List all lines of the data that include the string "请谨慎发言".

Begin Record extracts

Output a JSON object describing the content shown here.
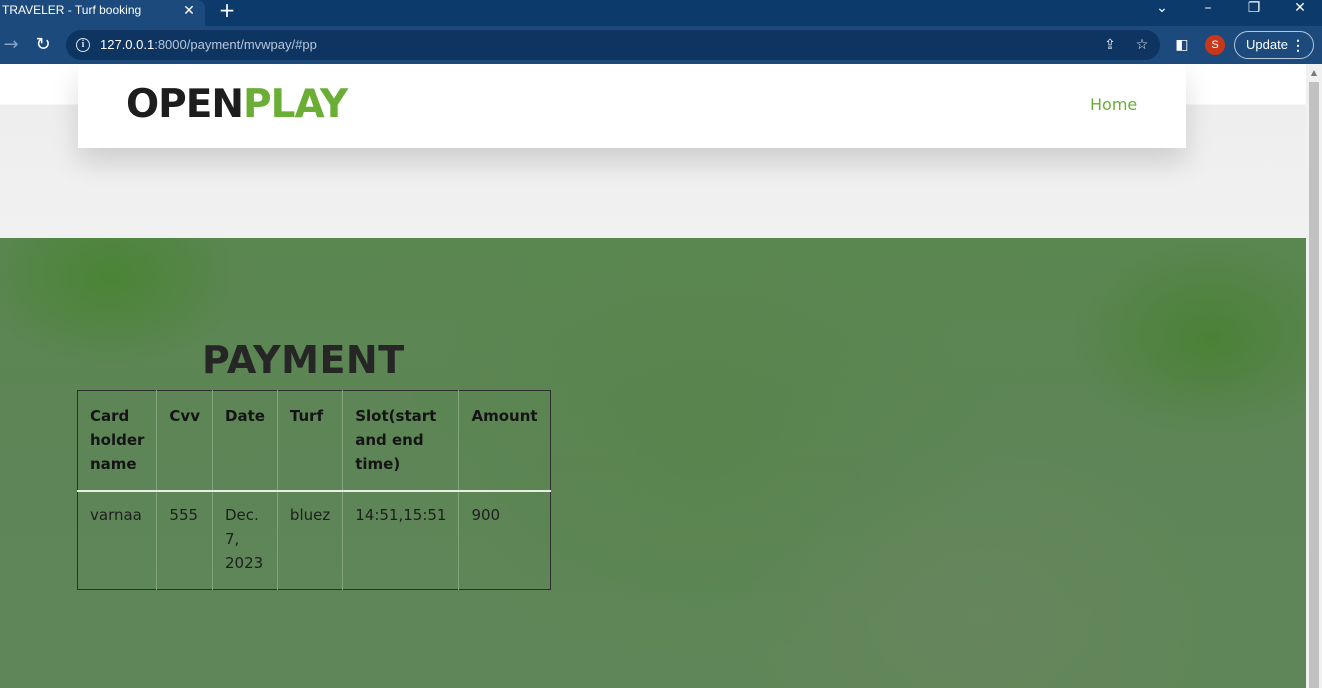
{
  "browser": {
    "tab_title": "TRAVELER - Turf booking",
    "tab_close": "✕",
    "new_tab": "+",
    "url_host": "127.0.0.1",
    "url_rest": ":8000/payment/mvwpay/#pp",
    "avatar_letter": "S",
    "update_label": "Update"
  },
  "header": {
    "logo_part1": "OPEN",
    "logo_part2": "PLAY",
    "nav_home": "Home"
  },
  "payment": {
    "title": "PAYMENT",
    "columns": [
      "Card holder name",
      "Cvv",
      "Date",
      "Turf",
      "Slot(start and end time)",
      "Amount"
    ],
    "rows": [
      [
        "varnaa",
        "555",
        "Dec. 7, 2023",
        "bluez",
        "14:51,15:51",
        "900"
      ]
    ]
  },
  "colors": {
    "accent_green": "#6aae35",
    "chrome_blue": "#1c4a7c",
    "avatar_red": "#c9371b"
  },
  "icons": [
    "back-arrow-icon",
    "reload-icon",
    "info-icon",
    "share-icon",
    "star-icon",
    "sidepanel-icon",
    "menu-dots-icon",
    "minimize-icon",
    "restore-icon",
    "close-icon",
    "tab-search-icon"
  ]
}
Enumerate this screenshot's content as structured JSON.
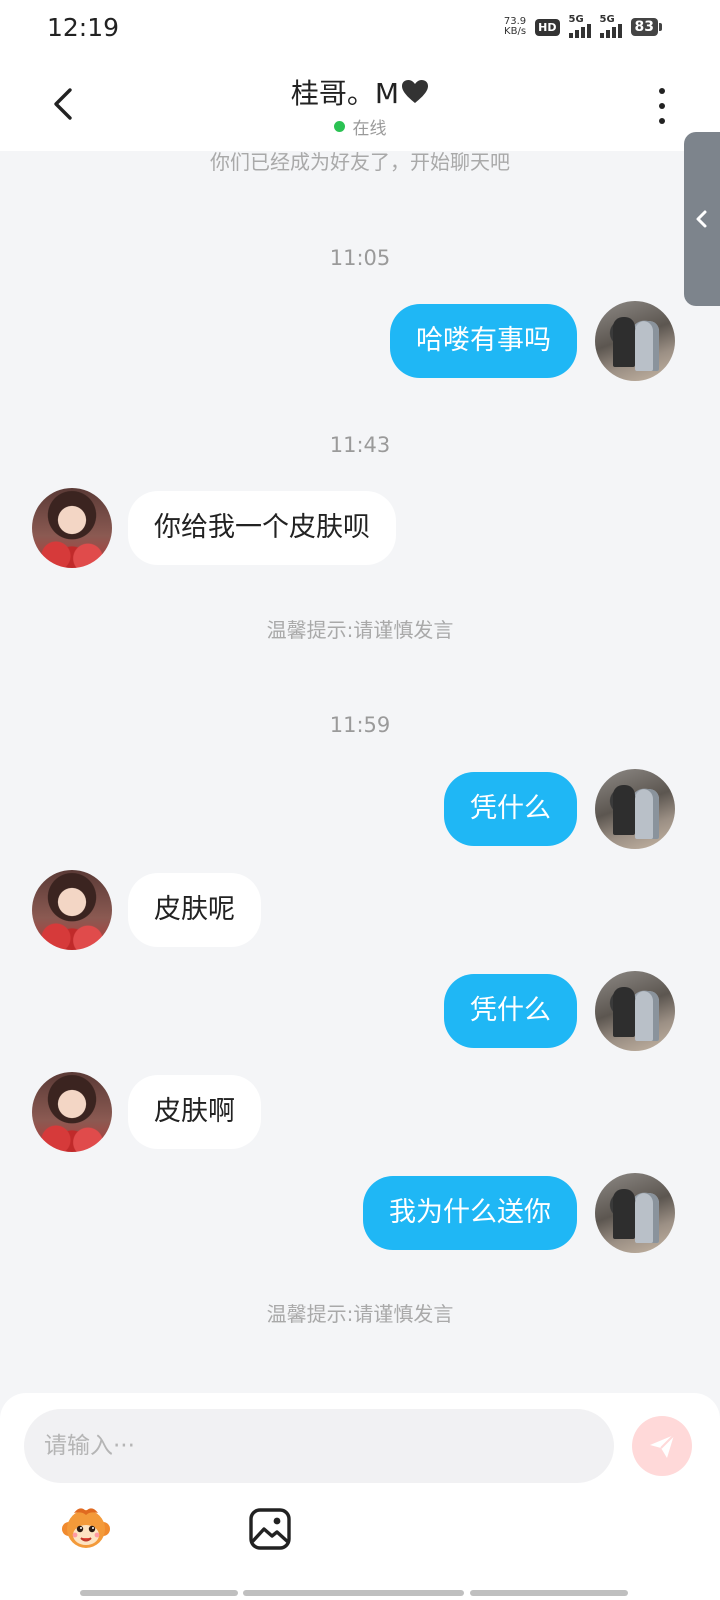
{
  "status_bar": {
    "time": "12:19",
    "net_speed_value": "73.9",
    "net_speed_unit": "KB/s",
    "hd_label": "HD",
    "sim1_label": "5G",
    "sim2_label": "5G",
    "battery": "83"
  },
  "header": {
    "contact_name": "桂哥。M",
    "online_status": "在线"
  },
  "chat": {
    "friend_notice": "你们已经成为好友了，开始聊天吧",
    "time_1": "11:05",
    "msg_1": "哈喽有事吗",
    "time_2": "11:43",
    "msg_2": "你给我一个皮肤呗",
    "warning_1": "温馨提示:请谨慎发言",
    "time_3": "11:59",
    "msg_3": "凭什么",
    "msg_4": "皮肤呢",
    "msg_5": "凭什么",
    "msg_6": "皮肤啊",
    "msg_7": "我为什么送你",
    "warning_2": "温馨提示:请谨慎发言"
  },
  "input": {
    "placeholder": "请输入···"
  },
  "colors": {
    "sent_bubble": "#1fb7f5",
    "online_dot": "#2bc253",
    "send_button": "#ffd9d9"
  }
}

End Record extracts

▶ [Task output]
    "warning_1": "温馨提示:请谨慎发言",
    "warning_2": "温馨提示:请谨慎发言"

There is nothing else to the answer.